◆ WHAT THE EXERCISE ASKS
Transcribe the records in full, keeping every character as it is.
* Start RAW DATA *
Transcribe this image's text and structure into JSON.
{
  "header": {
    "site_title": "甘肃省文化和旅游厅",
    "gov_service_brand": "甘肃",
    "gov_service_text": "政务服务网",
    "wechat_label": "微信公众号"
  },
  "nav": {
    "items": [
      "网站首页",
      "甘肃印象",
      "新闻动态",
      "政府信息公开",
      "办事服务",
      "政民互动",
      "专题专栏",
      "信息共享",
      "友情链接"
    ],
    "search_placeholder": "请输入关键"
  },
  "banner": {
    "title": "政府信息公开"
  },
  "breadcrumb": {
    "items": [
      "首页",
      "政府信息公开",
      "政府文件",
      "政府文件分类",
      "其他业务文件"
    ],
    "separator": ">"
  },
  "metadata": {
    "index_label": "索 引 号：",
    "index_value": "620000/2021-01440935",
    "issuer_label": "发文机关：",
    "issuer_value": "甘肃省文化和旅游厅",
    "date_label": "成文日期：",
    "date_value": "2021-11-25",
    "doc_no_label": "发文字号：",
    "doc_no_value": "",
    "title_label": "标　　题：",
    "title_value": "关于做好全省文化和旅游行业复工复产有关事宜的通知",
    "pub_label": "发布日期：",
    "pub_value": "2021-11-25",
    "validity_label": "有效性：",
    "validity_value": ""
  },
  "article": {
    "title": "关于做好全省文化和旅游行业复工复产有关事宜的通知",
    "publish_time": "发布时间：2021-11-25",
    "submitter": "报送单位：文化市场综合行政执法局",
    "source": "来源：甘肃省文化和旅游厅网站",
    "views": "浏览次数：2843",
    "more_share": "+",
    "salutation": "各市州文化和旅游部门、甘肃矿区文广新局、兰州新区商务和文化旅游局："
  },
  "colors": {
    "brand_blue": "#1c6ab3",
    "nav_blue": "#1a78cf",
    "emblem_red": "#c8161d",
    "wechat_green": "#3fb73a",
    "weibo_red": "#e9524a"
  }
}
* End RAW DATA *
◆ THE REPLY
Transcribe this image's text and structure into JSON.
{
  "header": {
    "site_title": "甘肃省文化和旅游厅",
    "gov_service_brand": "甘肃",
    "gov_service_text": "政务服务网",
    "wechat_label": "微信公众号"
  },
  "nav": {
    "items": [
      "网站首页",
      "甘肃印象",
      "新闻动态",
      "政府信息公开",
      "办事服务",
      "政民互动",
      "专题专栏",
      "信息共享",
      "友情链接"
    ],
    "search_placeholder": "请输入关键"
  },
  "banner": {
    "title": "政府信息公开"
  },
  "breadcrumb": {
    "items": [
      "首页",
      "政府信息公开",
      "政府文件",
      "政府文件分类",
      "其他业务文件"
    ],
    "separator": ">"
  },
  "metadata": {
    "index_label": "索 引 号：",
    "index_value": "620000/2021-01440935",
    "issuer_label": "发文机关：",
    "issuer_value": "甘肃省文化和旅游厅",
    "date_label": "成文日期：",
    "date_value": "2021-11-25",
    "doc_no_label": "发文字号：",
    "doc_no_value": "",
    "title_label": "标　　题：",
    "title_value": "关于做好全省文化和旅游行业复工复产有关事宜的通知",
    "pub_label": "发布日期：",
    "pub_value": "2021-11-25",
    "validity_label": "有效性：",
    "validity_value": ""
  },
  "article": {
    "title": "关于做好全省文化和旅游行业复工复产有关事宜的通知",
    "publish_time": "发布时间：2021-11-25",
    "submitter": "报送单位：文化市场综合行政执法局",
    "source": "来源：甘肃省文化和旅游厅网站",
    "views": "浏览次数：2843",
    "more_share": "+",
    "salutation": "各市州文化和旅游部门、甘肃矿区文广新局、兰州新区商务和文化旅游局："
  },
  "colors": {
    "brand_blue": "#1c6ab3",
    "nav_blue": "#1a78cf",
    "emblem_red": "#c8161d",
    "wechat_green": "#3fb73a",
    "weibo_red": "#e9524a"
  }
}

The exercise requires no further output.